**PROBLEM DETAILS**
Your response should match the records line for line.

**Document layout detection data**
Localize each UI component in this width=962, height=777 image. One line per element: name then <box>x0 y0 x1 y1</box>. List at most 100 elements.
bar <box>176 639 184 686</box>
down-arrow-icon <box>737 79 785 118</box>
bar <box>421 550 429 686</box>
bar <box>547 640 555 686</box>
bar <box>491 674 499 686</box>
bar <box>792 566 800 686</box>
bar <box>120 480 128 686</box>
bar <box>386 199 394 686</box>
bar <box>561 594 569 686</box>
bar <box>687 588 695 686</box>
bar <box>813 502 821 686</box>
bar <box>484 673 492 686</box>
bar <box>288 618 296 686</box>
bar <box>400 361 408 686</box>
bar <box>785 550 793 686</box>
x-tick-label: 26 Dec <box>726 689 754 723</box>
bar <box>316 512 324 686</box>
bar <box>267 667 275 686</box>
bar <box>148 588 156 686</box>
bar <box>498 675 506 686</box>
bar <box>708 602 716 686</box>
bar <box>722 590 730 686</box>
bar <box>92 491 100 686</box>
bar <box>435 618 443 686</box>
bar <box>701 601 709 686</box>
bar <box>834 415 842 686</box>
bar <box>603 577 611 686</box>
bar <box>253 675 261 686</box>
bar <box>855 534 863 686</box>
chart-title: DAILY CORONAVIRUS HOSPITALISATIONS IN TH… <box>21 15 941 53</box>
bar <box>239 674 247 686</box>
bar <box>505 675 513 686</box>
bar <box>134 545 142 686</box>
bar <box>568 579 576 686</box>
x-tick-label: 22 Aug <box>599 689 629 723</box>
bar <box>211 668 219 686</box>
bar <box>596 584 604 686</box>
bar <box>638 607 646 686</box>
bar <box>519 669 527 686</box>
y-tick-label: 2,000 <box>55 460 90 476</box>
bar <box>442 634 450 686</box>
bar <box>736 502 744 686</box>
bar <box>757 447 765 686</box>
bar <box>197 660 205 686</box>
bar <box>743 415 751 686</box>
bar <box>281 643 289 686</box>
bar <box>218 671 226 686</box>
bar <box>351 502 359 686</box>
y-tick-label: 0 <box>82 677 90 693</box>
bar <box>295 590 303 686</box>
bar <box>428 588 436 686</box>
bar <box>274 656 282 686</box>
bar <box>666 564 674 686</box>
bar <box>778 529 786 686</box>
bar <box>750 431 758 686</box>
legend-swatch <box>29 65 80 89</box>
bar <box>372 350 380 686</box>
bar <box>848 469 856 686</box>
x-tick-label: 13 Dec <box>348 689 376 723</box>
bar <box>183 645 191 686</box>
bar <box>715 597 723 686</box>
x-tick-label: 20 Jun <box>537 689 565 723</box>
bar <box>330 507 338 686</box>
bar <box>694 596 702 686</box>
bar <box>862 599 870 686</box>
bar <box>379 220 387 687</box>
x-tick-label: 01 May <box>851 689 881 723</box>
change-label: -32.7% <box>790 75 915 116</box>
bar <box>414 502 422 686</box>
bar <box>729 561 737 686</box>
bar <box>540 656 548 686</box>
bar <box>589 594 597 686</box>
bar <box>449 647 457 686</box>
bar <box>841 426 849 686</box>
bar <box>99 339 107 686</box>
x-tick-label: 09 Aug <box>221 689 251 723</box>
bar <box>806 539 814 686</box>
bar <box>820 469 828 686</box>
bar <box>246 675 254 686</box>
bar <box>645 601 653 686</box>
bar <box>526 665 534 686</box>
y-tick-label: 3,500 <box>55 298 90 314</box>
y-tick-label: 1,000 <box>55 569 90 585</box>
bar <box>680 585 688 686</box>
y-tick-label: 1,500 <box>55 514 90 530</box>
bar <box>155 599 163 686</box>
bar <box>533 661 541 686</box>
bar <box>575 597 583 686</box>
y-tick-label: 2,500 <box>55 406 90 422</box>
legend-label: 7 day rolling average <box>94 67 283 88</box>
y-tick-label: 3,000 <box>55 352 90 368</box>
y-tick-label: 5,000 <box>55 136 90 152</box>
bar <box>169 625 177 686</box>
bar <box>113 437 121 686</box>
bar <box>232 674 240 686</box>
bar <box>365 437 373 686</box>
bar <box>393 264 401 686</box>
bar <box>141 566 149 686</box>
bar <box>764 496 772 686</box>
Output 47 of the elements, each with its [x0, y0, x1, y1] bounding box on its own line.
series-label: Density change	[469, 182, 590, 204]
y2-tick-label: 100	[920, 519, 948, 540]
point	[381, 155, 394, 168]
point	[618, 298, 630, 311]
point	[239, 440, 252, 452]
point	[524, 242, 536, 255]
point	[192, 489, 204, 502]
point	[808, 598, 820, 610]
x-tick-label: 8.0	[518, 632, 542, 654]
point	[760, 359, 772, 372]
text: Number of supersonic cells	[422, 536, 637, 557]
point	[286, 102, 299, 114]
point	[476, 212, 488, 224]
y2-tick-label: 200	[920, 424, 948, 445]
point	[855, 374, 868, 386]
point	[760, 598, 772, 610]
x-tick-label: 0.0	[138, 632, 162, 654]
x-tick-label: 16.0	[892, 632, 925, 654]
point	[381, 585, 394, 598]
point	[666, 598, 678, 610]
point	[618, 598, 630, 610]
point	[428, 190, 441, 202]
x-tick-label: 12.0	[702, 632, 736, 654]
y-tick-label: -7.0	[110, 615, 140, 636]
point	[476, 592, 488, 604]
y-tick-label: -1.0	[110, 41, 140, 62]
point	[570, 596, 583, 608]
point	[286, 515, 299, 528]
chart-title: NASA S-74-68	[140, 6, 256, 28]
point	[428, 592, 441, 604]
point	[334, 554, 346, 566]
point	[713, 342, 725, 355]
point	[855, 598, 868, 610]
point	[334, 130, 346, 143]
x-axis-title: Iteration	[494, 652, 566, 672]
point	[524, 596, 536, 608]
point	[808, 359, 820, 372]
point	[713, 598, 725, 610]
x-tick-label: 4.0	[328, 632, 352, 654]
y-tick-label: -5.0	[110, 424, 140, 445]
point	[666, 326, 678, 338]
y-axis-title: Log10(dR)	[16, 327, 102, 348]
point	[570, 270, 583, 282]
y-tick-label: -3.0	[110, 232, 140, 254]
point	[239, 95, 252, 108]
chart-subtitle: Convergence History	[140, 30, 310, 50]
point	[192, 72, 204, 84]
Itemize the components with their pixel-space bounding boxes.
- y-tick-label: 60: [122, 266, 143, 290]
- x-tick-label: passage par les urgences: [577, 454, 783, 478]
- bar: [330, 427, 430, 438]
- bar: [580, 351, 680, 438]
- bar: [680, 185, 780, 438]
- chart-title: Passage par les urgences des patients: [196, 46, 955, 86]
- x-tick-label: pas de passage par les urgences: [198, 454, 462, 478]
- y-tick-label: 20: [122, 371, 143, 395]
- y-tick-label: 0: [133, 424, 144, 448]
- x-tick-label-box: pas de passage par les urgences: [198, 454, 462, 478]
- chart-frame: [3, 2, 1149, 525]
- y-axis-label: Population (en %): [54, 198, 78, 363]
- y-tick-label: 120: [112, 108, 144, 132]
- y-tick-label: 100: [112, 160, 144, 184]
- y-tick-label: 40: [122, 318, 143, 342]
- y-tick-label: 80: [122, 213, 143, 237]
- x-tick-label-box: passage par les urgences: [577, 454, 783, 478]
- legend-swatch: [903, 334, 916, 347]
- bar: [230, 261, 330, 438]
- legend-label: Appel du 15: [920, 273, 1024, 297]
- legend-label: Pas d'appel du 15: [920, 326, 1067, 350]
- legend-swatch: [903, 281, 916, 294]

**ANSWER SPACE**
Localize each UI component in this width=962, height=777 image. One line per element: name then <box>x0 y0 x1 y1</box>. List at most 100 elements.
bar <box>176 639 184 686</box>
down-arrow-icon <box>737 79 785 118</box>
bar <box>421 550 429 686</box>
bar <box>547 640 555 686</box>
bar <box>491 674 499 686</box>
bar <box>792 566 800 686</box>
bar <box>120 480 128 686</box>
bar <box>386 199 394 686</box>
bar <box>561 594 569 686</box>
bar <box>687 588 695 686</box>
bar <box>813 502 821 686</box>
bar <box>484 673 492 686</box>
bar <box>288 618 296 686</box>
bar <box>400 361 408 686</box>
bar <box>785 550 793 686</box>
x-tick-label: 26 Dec <box>726 689 754 723</box>
bar <box>316 512 324 686</box>
bar <box>267 667 275 686</box>
bar <box>148 588 156 686</box>
bar <box>498 675 506 686</box>
bar <box>708 602 716 686</box>
bar <box>722 590 730 686</box>
bar <box>92 491 100 686</box>
bar <box>435 618 443 686</box>
bar <box>701 601 709 686</box>
bar <box>834 415 842 686</box>
bar <box>603 577 611 686</box>
bar <box>253 675 261 686</box>
bar <box>855 534 863 686</box>
chart-title: DAILY CORONAVIRUS HOSPITALISATIONS IN TH… <box>21 15 941 53</box>
bar <box>239 674 247 686</box>
bar <box>505 675 513 686</box>
bar <box>134 545 142 686</box>
bar <box>568 579 576 686</box>
x-tick-label: 22 Aug <box>599 689 629 723</box>
bar <box>211 668 219 686</box>
bar <box>596 584 604 686</box>
bar <box>638 607 646 686</box>
bar <box>519 669 527 686</box>
y-tick-label: 2,000 <box>55 460 90 476</box>
bar <box>442 634 450 686</box>
bar <box>736 502 744 686</box>
bar <box>757 447 765 686</box>
bar <box>197 660 205 686</box>
bar <box>743 415 751 686</box>
bar <box>281 643 289 686</box>
bar <box>218 671 226 686</box>
bar <box>351 502 359 686</box>
y-tick-label: 0 <box>82 677 90 693</box>
bar <box>295 590 303 686</box>
bar <box>428 588 436 686</box>
bar <box>274 656 282 686</box>
bar <box>666 564 674 686</box>
bar <box>778 529 786 686</box>
bar <box>750 431 758 686</box>
legend-swatch <box>29 65 80 89</box>
bar <box>372 350 380 686</box>
bar <box>848 469 856 686</box>
x-tick-label: 13 Dec <box>348 689 376 723</box>
bar <box>183 645 191 686</box>
bar <box>715 597 723 686</box>
x-tick-label: 20 Jun <box>537 689 565 723</box>
bar <box>330 507 338 686</box>
bar <box>694 596 702 686</box>
bar <box>862 599 870 686</box>
bar <box>379 220 387 687</box>
x-tick-label: 01 May <box>851 689 881 723</box>
change-label: -32.7% <box>790 75 915 116</box>
bar <box>414 502 422 686</box>
bar <box>729 561 737 686</box>
bar <box>540 656 548 686</box>
bar <box>589 594 597 686</box>
bar <box>449 647 457 686</box>
bar <box>841 426 849 686</box>
bar <box>99 339 107 686</box>
x-tick-label: 09 Aug <box>221 689 251 723</box>
bar <box>806 539 814 686</box>
bar <box>820 469 828 686</box>
bar <box>246 675 254 686</box>
bar <box>645 601 653 686</box>
bar <box>526 665 534 686</box>
y-tick-label: 3,500 <box>55 298 90 314</box>
y-tick-label: 1,000 <box>55 569 90 585</box>
bar <box>680 585 688 686</box>
y-tick-label: 1,500 <box>55 514 90 530</box>
bar <box>155 599 163 686</box>
bar <box>533 661 541 686</box>
bar <box>575 597 583 686</box>
y-tick-label: 2,500 <box>55 406 90 422</box>
legend-label: 7 day rolling average <box>94 67 283 88</box>
y-tick-label: 3,000 <box>55 352 90 368</box>
y-tick-label: 5,000 <box>55 136 90 152</box>
bar <box>169 625 177 686</box>
bar <box>113 437 121 686</box>
bar <box>232 674 240 686</box>
bar <box>365 437 373 686</box>
bar <box>393 264 401 686</box>
bar <box>141 566 149 686</box>
bar <box>764 496 772 686</box>
Output 47 of the elements, each with its [x0, y0, x1, y1] bounding box on its own line.
series-label: Density change	[469, 182, 590, 204]
y2-tick-label: 100	[920, 519, 948, 540]
point	[381, 155, 394, 168]
point	[618, 298, 630, 311]
point	[239, 440, 252, 452]
point	[524, 242, 536, 255]
point	[192, 489, 204, 502]
point	[808, 598, 820, 610]
x-tick-label: 8.0	[518, 632, 542, 654]
point	[760, 359, 772, 372]
text: Number of supersonic cells	[422, 536, 637, 557]
point	[286, 102, 299, 114]
point	[476, 212, 488, 224]
y2-tick-label: 200	[920, 424, 948, 445]
point	[855, 374, 868, 386]
point	[760, 598, 772, 610]
x-tick-label: 0.0	[138, 632, 162, 654]
x-tick-label: 16.0	[892, 632, 925, 654]
point	[381, 585, 394, 598]
point	[666, 598, 678, 610]
point	[618, 598, 630, 610]
point	[428, 190, 441, 202]
x-tick-label: 12.0	[702, 632, 736, 654]
y-tick-label: -7.0	[110, 615, 140, 636]
point	[476, 592, 488, 604]
y-tick-label: -1.0	[110, 41, 140, 62]
point	[570, 596, 583, 608]
point	[286, 515, 299, 528]
chart-title: NASA S-74-68	[140, 6, 256, 28]
point	[428, 592, 441, 604]
point	[334, 554, 346, 566]
point	[713, 342, 725, 355]
point	[855, 598, 868, 610]
point	[334, 130, 346, 143]
x-axis-title: Iteration	[494, 652, 566, 672]
point	[524, 596, 536, 608]
point	[808, 359, 820, 372]
point	[713, 598, 725, 610]
x-tick-label: 4.0	[328, 632, 352, 654]
y-tick-label: -5.0	[110, 424, 140, 445]
point	[666, 326, 678, 338]
y-axis-title: Log10(dR)	[16, 327, 102, 348]
point	[570, 270, 583, 282]
y-tick-label: -3.0	[110, 232, 140, 254]
point	[239, 95, 252, 108]
chart-subtitle: Convergence History	[140, 30, 310, 50]
point	[192, 72, 204, 84]
Itemize the components with their pixel-space bounding boxes.
- y-tick-label: 60: [122, 266, 143, 290]
- x-tick-label: passage par les urgences: [577, 454, 783, 478]
- bar: [330, 427, 430, 438]
- bar: [580, 351, 680, 438]
- bar: [680, 185, 780, 438]
- chart-title: Passage par les urgences des patients: [196, 46, 955, 86]
- x-tick-label: pas de passage par les urgences: [198, 454, 462, 478]
- y-tick-label: 20: [122, 371, 143, 395]
- y-tick-label: 0: [133, 424, 144, 448]
- x-tick-label-box: pas de passage par les urgences: [198, 454, 462, 478]
- chart-frame: [3, 2, 1149, 525]
- y-axis-label: Population (en %): [54, 198, 78, 363]
- y-tick-label: 120: [112, 108, 144, 132]
- y-tick-label: 100: [112, 160, 144, 184]
- y-tick-label: 40: [122, 318, 143, 342]
- y-tick-label: 80: [122, 213, 143, 237]
- x-tick-label-box: passage par les urgences: [577, 454, 783, 478]
- legend-swatch: [903, 334, 916, 347]
- bar: [230, 261, 330, 438]
- legend-label: Appel du 15: [920, 273, 1024, 297]
- legend-label: Pas d'appel du 15: [920, 326, 1067, 350]
- legend-swatch: [903, 281, 916, 294]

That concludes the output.